◆ Given instruction
Reproduce the data verbatim, from its first line through the line containing "x-tick-label: 0 [334, 562, 343, 579]", with both of those lines included.

◆ Records for processing
+===+

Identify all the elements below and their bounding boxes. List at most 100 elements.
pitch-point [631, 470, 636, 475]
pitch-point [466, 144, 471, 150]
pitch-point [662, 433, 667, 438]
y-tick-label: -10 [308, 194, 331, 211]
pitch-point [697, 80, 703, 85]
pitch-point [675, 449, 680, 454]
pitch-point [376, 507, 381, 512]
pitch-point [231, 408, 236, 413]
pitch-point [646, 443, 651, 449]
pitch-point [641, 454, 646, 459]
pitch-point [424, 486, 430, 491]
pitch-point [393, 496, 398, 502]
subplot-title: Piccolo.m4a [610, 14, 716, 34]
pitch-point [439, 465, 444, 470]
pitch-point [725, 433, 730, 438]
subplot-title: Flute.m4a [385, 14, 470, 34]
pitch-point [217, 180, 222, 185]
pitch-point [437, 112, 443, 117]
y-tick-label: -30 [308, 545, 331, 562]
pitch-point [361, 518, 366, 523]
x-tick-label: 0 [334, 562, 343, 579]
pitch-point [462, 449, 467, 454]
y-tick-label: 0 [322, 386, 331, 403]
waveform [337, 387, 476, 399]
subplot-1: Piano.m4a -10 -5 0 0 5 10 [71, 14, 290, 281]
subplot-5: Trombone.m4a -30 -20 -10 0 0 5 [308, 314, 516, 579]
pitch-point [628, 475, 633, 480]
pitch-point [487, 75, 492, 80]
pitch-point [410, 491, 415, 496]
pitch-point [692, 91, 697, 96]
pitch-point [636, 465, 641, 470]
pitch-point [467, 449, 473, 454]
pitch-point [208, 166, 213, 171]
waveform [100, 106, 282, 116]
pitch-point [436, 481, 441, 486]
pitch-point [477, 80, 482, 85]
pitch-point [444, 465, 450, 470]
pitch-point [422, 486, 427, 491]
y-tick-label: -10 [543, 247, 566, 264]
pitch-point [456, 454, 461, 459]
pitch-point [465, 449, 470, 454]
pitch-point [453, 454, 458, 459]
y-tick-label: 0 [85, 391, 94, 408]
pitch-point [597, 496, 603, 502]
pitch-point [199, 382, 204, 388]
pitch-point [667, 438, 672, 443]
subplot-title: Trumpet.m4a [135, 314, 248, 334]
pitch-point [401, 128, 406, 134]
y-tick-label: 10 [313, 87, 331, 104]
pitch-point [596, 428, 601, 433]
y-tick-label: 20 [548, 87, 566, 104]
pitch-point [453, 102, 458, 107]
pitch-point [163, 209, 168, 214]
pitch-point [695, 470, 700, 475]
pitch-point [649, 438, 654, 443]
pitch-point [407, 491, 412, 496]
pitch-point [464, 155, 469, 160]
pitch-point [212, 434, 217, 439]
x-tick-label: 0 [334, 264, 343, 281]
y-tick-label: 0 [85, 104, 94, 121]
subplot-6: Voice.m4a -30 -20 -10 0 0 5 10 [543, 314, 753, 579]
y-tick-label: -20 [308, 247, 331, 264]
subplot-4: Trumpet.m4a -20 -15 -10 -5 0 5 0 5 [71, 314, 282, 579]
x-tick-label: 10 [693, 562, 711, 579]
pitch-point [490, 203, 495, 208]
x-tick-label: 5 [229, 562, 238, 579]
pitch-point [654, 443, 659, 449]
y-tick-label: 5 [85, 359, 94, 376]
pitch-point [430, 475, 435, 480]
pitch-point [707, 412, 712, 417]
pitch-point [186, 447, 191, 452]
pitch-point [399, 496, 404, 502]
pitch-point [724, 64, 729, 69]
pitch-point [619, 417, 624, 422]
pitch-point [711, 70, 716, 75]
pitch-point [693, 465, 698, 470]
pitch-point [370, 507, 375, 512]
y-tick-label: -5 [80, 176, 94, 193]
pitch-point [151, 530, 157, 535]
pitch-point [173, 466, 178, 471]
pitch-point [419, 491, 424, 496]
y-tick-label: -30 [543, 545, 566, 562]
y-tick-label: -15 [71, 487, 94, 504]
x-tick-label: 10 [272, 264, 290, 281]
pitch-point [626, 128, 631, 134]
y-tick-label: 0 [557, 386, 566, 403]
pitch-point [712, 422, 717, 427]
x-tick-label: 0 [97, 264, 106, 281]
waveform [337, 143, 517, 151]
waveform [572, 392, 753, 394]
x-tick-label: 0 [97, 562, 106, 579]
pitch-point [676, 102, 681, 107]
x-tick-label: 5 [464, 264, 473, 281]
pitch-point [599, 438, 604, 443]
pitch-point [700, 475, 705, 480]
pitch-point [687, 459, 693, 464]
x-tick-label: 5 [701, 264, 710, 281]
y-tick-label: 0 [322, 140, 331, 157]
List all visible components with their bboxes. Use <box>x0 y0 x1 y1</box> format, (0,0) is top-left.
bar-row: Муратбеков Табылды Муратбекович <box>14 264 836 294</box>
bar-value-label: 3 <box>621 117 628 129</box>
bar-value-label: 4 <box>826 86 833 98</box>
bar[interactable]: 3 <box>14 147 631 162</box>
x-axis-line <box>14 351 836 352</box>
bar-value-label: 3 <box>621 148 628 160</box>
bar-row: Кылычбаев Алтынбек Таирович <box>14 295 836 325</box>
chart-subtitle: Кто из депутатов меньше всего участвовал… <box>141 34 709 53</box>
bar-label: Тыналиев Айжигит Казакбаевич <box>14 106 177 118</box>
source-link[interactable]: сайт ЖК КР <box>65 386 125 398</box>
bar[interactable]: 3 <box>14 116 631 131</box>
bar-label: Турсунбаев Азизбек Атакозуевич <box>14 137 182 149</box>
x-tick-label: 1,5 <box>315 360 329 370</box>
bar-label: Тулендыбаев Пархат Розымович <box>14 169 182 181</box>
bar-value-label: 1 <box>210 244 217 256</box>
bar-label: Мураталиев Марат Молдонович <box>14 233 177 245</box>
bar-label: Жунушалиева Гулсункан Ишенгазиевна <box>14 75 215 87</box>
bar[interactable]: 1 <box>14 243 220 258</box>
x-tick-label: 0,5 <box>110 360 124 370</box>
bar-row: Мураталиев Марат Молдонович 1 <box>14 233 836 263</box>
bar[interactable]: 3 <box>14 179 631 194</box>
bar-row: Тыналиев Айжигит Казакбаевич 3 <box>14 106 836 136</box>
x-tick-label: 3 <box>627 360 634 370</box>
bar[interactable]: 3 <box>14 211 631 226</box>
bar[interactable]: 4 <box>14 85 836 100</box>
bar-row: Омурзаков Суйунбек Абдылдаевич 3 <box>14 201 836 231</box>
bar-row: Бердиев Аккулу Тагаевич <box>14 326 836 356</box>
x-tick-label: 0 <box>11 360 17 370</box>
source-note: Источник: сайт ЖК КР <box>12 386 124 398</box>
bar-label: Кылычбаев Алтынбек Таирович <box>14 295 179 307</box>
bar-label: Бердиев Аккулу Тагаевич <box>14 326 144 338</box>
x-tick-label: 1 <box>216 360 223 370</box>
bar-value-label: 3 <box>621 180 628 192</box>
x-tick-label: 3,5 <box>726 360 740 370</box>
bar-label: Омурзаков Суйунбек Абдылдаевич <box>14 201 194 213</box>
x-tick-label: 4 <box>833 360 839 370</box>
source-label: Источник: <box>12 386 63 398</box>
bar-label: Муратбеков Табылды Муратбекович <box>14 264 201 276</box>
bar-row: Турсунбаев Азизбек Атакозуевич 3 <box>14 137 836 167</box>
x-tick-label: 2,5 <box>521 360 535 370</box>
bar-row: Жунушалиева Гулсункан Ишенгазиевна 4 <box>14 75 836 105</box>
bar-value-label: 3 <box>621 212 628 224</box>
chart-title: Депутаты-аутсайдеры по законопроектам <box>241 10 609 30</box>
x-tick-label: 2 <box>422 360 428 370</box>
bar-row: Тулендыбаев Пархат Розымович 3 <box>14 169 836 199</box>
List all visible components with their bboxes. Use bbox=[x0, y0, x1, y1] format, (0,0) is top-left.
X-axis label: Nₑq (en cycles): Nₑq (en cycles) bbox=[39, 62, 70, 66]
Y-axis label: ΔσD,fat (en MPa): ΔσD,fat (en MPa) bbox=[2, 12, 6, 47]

+===+

◆ Solution
Identify all the elements below and their bounding boxes. List at most 100 elements.
pitch-point [631, 470, 636, 475]
pitch-point [466, 144, 471, 150]
pitch-point [662, 433, 667, 438]
y-tick-label: -10 [308, 194, 331, 211]
pitch-point [697, 80, 703, 85]
pitch-point [675, 449, 680, 454]
pitch-point [376, 507, 381, 512]
pitch-point [231, 408, 236, 413]
pitch-point [646, 443, 651, 449]
pitch-point [641, 454, 646, 459]
pitch-point [424, 486, 430, 491]
pitch-point [393, 496, 398, 502]
subplot-title: Piccolo.m4a [610, 14, 716, 34]
pitch-point [439, 465, 444, 470]
pitch-point [725, 433, 730, 438]
subplot-title: Flute.m4a [385, 14, 470, 34]
pitch-point [217, 180, 222, 185]
pitch-point [437, 112, 443, 117]
y-tick-label: -30 [308, 545, 331, 562]
pitch-point [361, 518, 366, 523]
x-tick-label: 0 [334, 562, 343, 579]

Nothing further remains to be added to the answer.